--- start Supplied records ---
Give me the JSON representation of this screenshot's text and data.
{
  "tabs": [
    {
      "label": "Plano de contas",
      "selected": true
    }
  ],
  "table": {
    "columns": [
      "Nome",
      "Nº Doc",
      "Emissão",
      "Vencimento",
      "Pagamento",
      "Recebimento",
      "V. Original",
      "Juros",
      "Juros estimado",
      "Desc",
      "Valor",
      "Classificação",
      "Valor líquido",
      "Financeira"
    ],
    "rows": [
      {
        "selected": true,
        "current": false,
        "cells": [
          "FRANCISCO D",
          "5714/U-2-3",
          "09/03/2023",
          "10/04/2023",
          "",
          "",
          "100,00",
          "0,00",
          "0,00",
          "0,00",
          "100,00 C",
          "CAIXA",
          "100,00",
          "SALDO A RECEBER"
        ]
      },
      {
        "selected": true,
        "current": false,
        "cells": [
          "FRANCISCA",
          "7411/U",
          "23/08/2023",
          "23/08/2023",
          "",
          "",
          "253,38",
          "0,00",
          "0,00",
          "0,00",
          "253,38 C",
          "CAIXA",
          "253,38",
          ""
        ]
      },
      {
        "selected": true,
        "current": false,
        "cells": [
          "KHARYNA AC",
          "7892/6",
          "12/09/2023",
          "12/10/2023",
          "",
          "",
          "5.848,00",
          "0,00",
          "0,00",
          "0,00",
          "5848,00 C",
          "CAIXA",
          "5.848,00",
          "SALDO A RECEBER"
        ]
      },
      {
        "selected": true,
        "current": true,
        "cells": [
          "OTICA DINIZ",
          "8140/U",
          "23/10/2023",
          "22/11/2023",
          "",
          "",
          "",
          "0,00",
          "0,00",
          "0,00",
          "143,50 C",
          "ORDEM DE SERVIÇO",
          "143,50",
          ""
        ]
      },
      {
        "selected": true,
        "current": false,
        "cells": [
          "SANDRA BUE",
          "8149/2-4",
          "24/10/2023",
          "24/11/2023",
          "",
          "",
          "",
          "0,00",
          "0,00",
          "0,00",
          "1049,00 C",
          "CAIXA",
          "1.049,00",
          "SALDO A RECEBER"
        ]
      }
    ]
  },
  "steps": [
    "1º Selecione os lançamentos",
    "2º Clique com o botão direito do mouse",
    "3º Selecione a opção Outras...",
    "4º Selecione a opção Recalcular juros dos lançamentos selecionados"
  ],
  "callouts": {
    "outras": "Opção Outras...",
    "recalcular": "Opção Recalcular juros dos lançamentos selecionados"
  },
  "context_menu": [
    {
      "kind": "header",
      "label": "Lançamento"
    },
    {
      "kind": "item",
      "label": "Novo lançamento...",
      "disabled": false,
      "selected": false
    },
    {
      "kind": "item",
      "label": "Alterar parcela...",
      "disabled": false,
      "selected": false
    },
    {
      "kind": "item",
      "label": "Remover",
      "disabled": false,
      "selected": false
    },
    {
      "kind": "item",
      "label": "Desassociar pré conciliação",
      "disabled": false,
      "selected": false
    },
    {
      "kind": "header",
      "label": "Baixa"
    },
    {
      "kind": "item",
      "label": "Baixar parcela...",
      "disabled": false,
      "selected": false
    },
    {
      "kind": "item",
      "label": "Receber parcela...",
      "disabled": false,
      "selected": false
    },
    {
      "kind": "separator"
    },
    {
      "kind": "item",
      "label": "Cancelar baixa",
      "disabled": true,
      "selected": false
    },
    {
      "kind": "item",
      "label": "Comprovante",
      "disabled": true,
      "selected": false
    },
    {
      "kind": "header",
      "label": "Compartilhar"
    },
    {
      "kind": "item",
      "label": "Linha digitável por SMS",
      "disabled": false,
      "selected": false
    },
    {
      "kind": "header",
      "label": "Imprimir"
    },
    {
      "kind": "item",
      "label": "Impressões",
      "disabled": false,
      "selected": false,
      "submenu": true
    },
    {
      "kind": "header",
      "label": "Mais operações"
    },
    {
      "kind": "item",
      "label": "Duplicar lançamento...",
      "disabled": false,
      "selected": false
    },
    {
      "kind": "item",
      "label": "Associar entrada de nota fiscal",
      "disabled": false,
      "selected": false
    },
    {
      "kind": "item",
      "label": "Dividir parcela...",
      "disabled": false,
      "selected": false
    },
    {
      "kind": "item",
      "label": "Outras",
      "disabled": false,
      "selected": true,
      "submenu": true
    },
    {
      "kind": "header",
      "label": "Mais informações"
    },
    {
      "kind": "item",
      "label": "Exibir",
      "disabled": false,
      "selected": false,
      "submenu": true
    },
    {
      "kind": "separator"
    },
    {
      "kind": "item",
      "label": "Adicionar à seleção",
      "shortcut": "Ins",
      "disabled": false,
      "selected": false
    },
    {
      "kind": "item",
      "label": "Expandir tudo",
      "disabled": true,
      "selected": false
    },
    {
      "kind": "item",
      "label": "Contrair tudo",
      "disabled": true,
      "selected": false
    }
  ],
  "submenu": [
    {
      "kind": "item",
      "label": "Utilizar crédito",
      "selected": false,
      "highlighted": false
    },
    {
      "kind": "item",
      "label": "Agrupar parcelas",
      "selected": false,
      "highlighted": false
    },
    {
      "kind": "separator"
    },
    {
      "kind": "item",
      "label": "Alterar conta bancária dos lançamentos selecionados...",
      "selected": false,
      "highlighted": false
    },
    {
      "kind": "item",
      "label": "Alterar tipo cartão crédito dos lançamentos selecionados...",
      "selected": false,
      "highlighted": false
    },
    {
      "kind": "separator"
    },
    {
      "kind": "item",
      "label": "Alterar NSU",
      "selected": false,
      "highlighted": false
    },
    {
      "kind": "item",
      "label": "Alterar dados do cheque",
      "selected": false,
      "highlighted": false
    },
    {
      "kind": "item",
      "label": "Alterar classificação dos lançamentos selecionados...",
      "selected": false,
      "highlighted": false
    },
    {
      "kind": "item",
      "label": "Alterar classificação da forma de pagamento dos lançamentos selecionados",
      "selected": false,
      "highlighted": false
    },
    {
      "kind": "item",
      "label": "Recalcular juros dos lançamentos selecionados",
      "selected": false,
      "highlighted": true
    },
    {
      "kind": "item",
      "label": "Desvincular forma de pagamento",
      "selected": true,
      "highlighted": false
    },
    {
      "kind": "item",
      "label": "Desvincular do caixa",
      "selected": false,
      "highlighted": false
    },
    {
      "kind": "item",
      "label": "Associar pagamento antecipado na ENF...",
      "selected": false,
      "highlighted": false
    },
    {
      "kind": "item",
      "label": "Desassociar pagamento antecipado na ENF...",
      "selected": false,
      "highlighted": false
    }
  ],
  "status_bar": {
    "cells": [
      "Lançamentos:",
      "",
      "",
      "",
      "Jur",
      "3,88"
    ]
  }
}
--- end Supplied records ---
◆ **Directive**
Give every line of the material that includes the string "tudo".

◆ **Solved exercise**
      "label": "Expandir tudo",
      "label": "Contrair tudo",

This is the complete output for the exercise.